**About this exercise:** In the entries that follow, how many lines contain "Acid"? Answer with the number only.

====== Given records ======

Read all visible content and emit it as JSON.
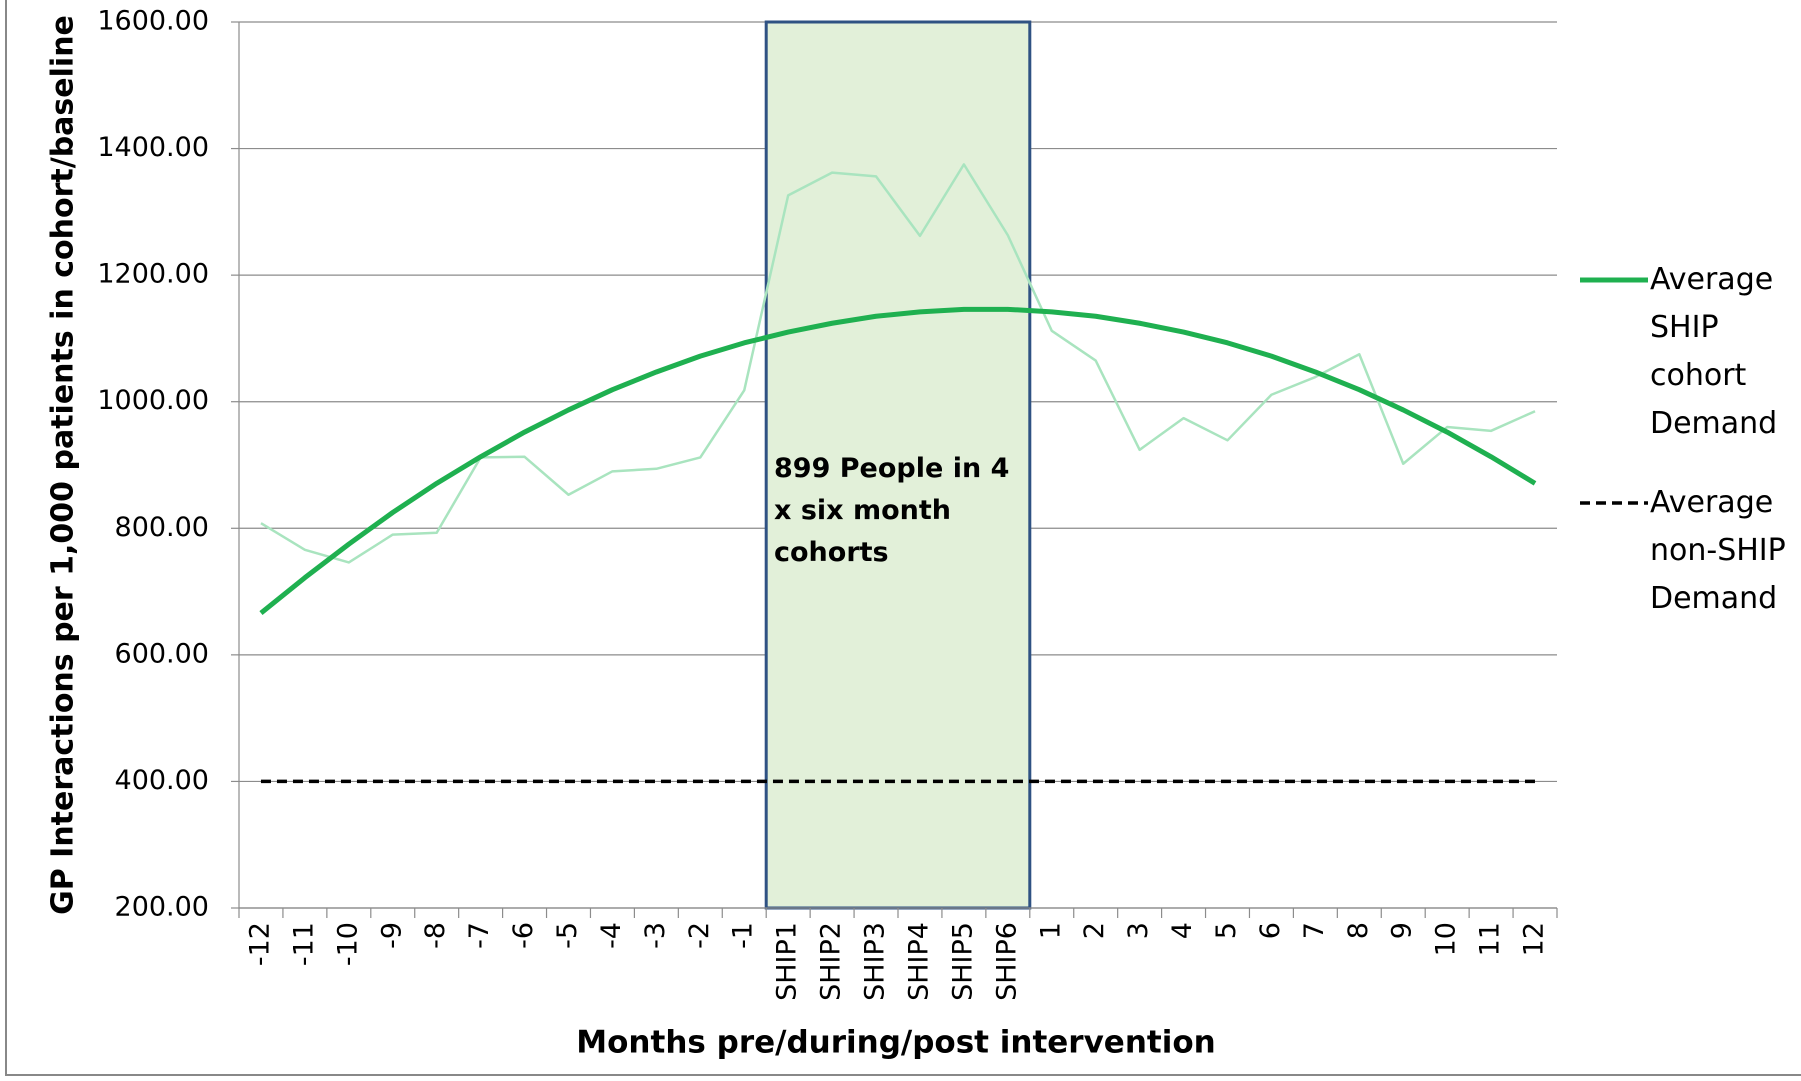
{
  "chart_data": {
    "type": "line",
    "x_label": "Months pre/during/post intervention",
    "y_label": "GP Interactions per 1,000 patients in cohort/baseline",
    "categories": [
      "-12",
      "-11",
      "-10",
      "-9",
      "-8",
      "-7",
      "-6",
      "-5",
      "-4",
      "-3",
      "-2",
      "-1",
      "SHIP1",
      "SHIP2",
      "SHIP3",
      "SHIP4",
      "SHIP5",
      "SHIP6",
      "1",
      "2",
      "3",
      "4",
      "5",
      "6",
      "7",
      "8",
      "9",
      "10",
      "11",
      "12"
    ],
    "series": [
      {
        "color": "#a9e4bf",
        "width": 2.5,
        "values": [
          808,
          766,
          746,
          790,
          793,
          912,
          913,
          853,
          890,
          894,
          912,
          1018,
          1326,
          1362,
          1356,
          1262,
          1375,
          1263,
          1112,
          1065,
          924,
          974,
          939,
          1011,
          1039,
          1075,
          902,
          960,
          954,
          985
        ]
      },
      {
        "name": "Average SHIP cohort Demand",
        "color": "#1fb050",
        "width": 5,
        "values": [
          666,
          722,
          775,
          825,
          871,
          913,
          952,
          987,
          1019,
          1047,
          1072,
          1093,
          1110,
          1124,
          1135,
          1142,
          1146,
          1146,
          1142,
          1135,
          1124,
          1110,
          1093,
          1072,
          1047,
          1019,
          987,
          952,
          913,
          871
        ]
      },
      {
        "name": "Average non-SHIP Demand",
        "color": "#000000",
        "width": 3.5,
        "style": "dashed",
        "values": [
          400,
          400,
          400,
          400,
          400,
          400,
          400,
          400,
          400,
          400,
          400,
          400,
          400,
          400,
          400,
          400,
          400,
          400,
          400,
          400,
          400,
          400,
          400,
          400,
          400,
          400,
          400,
          400,
          400,
          400
        ]
      }
    ],
    "ylim": [
      200,
      1600
    ],
    "yticks": [
      {
        "value": 200,
        "label": "200.00"
      },
      {
        "value": 400,
        "label": "400.00"
      },
      {
        "value": 600,
        "label": "600.00"
      },
      {
        "value": 800,
        "label": "800.00"
      },
      {
        "value": 1000,
        "label": "1000.00"
      },
      {
        "value": 1200,
        "label": "1200.00"
      },
      {
        "value": 1400,
        "label": "1400.00"
      },
      {
        "value": 1600,
        "label": "1600.00"
      }
    ],
    "grid": true,
    "legend": "right",
    "annotation": {
      "text": "899 People in 4 x six month cohorts",
      "from": "SHIP1",
      "to": "SHIP6",
      "color": "#e2f0d9",
      "border": "#2f5283"
    }
  }
}
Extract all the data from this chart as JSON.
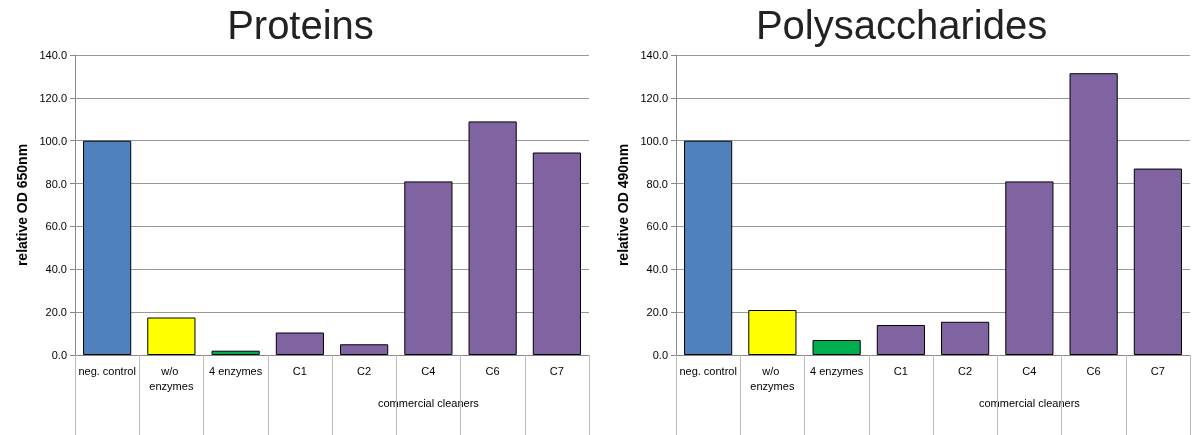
{
  "chart_data": [
    {
      "type": "bar",
      "title": "Proteins",
      "ylabel": "relative OD 650nm",
      "categories": [
        "neg. control",
        "w/o enzymes",
        "4 enzymes",
        "C1",
        "C2",
        "C4",
        "C6",
        "C7"
      ],
      "values": [
        100,
        17.5,
        2,
        10.5,
        5,
        81,
        109,
        94.5
      ],
      "colors": [
        "#4f81bd",
        "#ffff00",
        "#00b050",
        "#8064a2",
        "#8064a2",
        "#8064a2",
        "#8064a2",
        "#8064a2"
      ],
      "ylim": [
        0,
        140
      ],
      "yticks": [
        {
          "value": 0,
          "label": "0.0"
        },
        {
          "value": 20,
          "label": "20.0"
        },
        {
          "value": 40,
          "label": "40.0"
        },
        {
          "value": 60,
          "label": "60.0"
        },
        {
          "value": 80,
          "label": "80.0"
        },
        {
          "value": 100,
          "label": "100.0"
        },
        {
          "value": 120,
          "label": "120.0"
        },
        {
          "value": 140,
          "label": "140.0"
        }
      ],
      "grid": "y",
      "annotations": [
        "commercial cleaners"
      ]
    },
    {
      "type": "bar",
      "title": "Polysaccharides",
      "ylabel": "relative OD 490nm",
      "categories": [
        "neg. control",
        "w/o enzymes",
        "4 enzymes",
        "C1",
        "C2",
        "C4",
        "C6",
        "C7"
      ],
      "values": [
        100,
        21,
        7,
        14,
        15.5,
        81,
        131.5,
        87
      ],
      "colors": [
        "#4f81bd",
        "#ffff00",
        "#00b050",
        "#8064a2",
        "#8064a2",
        "#8064a2",
        "#8064a2",
        "#8064a2"
      ],
      "ylim": [
        0,
        140
      ],
      "yticks": [
        {
          "value": 0,
          "label": "0.0"
        },
        {
          "value": 20,
          "label": "20.0"
        },
        {
          "value": 40,
          "label": "40.0"
        },
        {
          "value": 60,
          "label": "60.0"
        },
        {
          "value": 80,
          "label": "80.0"
        },
        {
          "value": 100,
          "label": "100.0"
        },
        {
          "value": 120,
          "label": "120.0"
        },
        {
          "value": 140,
          "label": "140.0"
        }
      ],
      "grid": "y",
      "annotations": [
        "commercial cleaners"
      ]
    }
  ]
}
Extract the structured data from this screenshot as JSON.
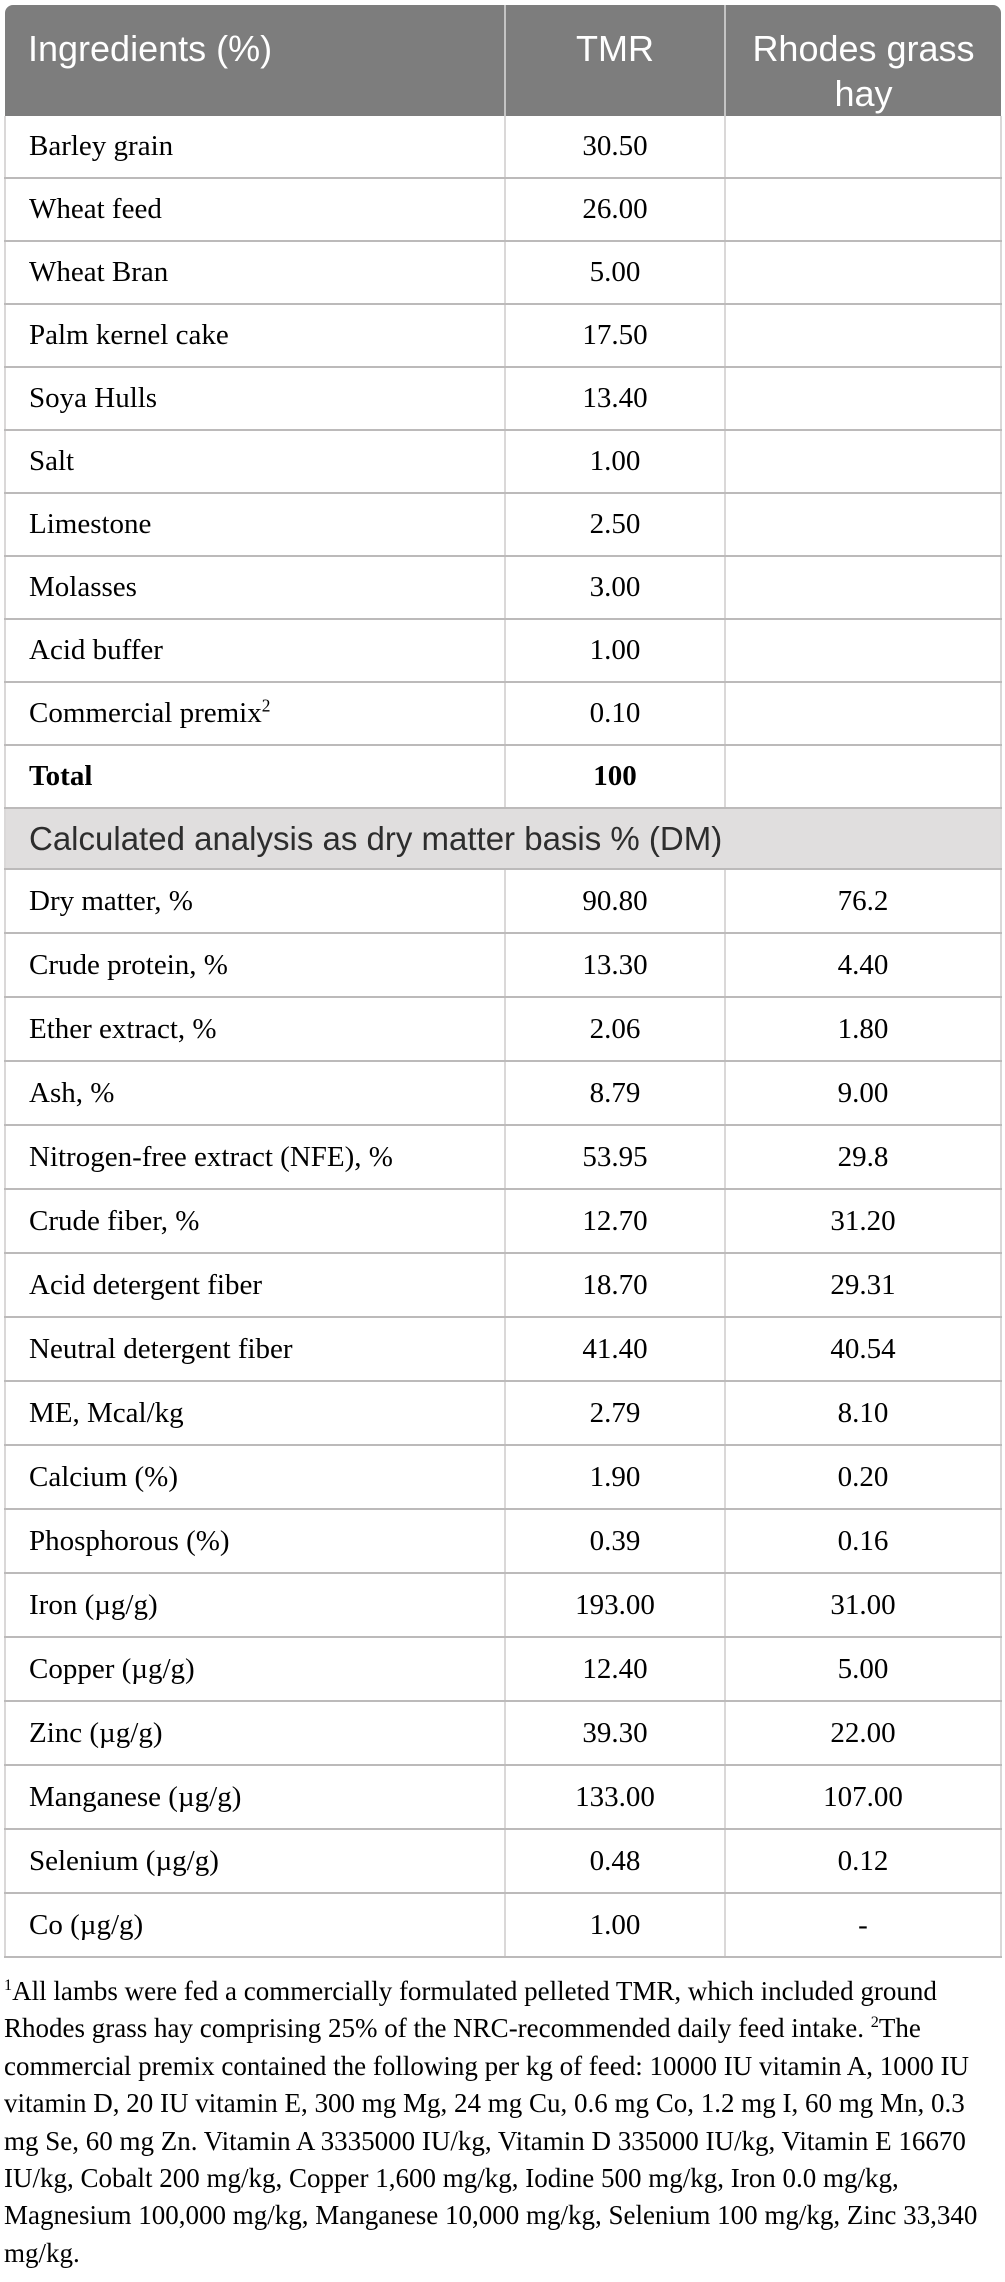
{
  "colors": {
    "header_bg": "#7d7d7d",
    "header_text": "#ffffff",
    "section_bg": "#e0dede",
    "section_text": "#2d2d2d",
    "border_h": "#bcbaba",
    "border_v": "#dad8d8"
  },
  "table": {
    "header": {
      "col1": "Ingredients (%)",
      "col2": "TMR",
      "col3": "Rhodes grass hay"
    },
    "ingredients": [
      {
        "label": "Barley grain",
        "tmr": "30.50",
        "rhodes": ""
      },
      {
        "label": "Wheat feed",
        "tmr": "26.00",
        "rhodes": ""
      },
      {
        "label": "Wheat Bran",
        "tmr": "5.00",
        "rhodes": ""
      },
      {
        "label": "Palm kernel cake",
        "tmr": "17.50",
        "rhodes": ""
      },
      {
        "label": "Soya Hulls",
        "tmr": "13.40",
        "rhodes": ""
      },
      {
        "label": "Salt",
        "tmr": "1.00",
        "rhodes": ""
      },
      {
        "label": "Limestone",
        "tmr": "2.50",
        "rhodes": ""
      },
      {
        "label": "Molasses",
        "tmr": "3.00",
        "rhodes": ""
      },
      {
        "label": "Acid buffer",
        "tmr": "1.00",
        "rhodes": ""
      },
      {
        "label": "Commercial premix",
        "sup": "2",
        "tmr": "0.10",
        "rhodes": ""
      },
      {
        "label": "Total",
        "tmr": "100",
        "rhodes": "",
        "bold": true
      }
    ],
    "section_title": "Calculated analysis as dry matter basis % (DM)",
    "analysis": [
      {
        "label": "Dry matter, %",
        "tmr": "90.80",
        "rhodes": "76.2"
      },
      {
        "label": "Crude protein, %",
        "tmr": "13.30",
        "rhodes": "4.40"
      },
      {
        "label": "Ether extract, %",
        "tmr": "2.06",
        "rhodes": "1.80"
      },
      {
        "label": "Ash, %",
        "tmr": "8.79",
        "rhodes": "9.00"
      },
      {
        "label": "Nitrogen-free extract (NFE), %",
        "tmr": "53.95",
        "rhodes": "29.8"
      },
      {
        "label": "Crude fiber, %",
        "tmr": "12.70",
        "rhodes": "31.20"
      },
      {
        "label": "Acid detergent fiber",
        "tmr": "18.70",
        "rhodes": "29.31"
      },
      {
        "label": "Neutral detergent fiber",
        "tmr": "41.40",
        "rhodes": "40.54"
      },
      {
        "label": "ME, Mcal/kg",
        "tmr": "2.79",
        "rhodes": "8.10"
      },
      {
        "label": "Calcium (%)",
        "tmr": "1.90",
        "rhodes": "0.20"
      },
      {
        "label": "Phosphorous (%)",
        "tmr": "0.39",
        "rhodes": "0.16"
      },
      {
        "label": "Iron (µg/g)",
        "tmr": "193.00",
        "rhodes": "31.00"
      },
      {
        "label": "Copper (µg/g)",
        "tmr": "12.40",
        "rhodes": "5.00"
      },
      {
        "label": "Zinc (µg/g)",
        "tmr": "39.30",
        "rhodes": "22.00"
      },
      {
        "label": "Manganese (µg/g)",
        "tmr": "133.00",
        "rhodes": "107.00"
      },
      {
        "label": "Selenium (µg/g)",
        "tmr": "0.48",
        "rhodes": "0.12"
      },
      {
        "label": "Co (µg/g)",
        "tmr": "1.00",
        "rhodes": "-"
      }
    ]
  },
  "footnotes": [
    {
      "sup": "1",
      "text": "All lambs were fed a commercially formulated pelleted TMR, which included ground Rhodes grass hay comprising 25% of the NRC-recommended daily feed intake. "
    },
    {
      "sup": "2",
      "text": "The commercial premix contained the following per kg of feed: 10000 IU vitamin A, 1000 IU vitamin D, 20 IU vitamin E, 300 mg Mg, 24 mg Cu, 0.6 mg Co, 1.2 mg I, 60 mg Mn, 0.3 mg Se, 60 mg Zn. Vitamin A 3335000 IU/kg, Vitamin D 335000 IU/kg, Vitamin E 16670 IU/kg, Cobalt 200 mg/kg, Copper 1,600 mg/kg, Iodine 500 mg/kg, Iron 0.0 mg/kg, Magnesium 100,000 mg/kg, Manganese 10,000 mg/kg, Selenium 100 mg/kg, Zinc 33,340 mg/kg."
    }
  ]
}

======

**Task output:** 2